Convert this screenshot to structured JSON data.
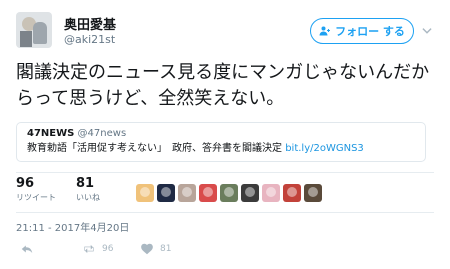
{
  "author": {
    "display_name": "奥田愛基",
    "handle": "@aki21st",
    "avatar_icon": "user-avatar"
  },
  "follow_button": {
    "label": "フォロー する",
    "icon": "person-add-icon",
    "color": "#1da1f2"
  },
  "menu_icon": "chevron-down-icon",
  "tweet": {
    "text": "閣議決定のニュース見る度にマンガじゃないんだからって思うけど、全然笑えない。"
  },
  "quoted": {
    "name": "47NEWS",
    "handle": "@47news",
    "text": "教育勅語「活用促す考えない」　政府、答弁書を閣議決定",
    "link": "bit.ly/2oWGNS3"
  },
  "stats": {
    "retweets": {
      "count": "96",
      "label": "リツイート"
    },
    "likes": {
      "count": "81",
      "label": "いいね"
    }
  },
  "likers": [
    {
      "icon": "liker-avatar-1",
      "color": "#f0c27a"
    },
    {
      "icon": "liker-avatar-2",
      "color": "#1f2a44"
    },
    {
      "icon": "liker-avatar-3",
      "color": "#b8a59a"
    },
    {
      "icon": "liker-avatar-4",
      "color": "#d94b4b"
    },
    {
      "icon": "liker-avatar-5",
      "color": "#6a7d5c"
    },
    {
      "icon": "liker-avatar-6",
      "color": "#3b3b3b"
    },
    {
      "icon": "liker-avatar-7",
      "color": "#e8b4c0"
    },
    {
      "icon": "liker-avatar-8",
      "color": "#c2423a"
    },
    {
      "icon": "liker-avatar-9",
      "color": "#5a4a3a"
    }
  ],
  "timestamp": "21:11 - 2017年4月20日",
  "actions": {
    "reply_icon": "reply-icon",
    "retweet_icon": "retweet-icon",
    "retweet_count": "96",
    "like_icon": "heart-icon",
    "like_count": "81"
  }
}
:::::
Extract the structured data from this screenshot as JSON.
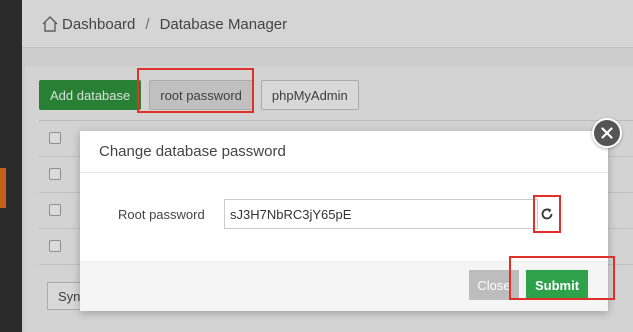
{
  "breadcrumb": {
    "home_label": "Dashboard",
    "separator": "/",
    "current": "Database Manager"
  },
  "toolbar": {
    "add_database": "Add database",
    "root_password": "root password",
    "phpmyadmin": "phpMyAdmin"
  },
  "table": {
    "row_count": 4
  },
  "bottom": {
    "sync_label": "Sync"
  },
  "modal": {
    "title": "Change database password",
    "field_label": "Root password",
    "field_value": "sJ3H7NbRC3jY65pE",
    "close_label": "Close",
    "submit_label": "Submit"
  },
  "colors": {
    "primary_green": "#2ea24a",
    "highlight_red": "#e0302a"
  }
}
:::::
▶ **Aim**
Search the listing above for the string "text". Copy every line that contains it.

▶ **The completed task**
    "text": "閣議決定のニュース見る度にマンガじゃないんだからって思うけど、全然笑えない。"
    "text": "教育勅語「活用促す考えない」　政府、答弁書を閣議決定",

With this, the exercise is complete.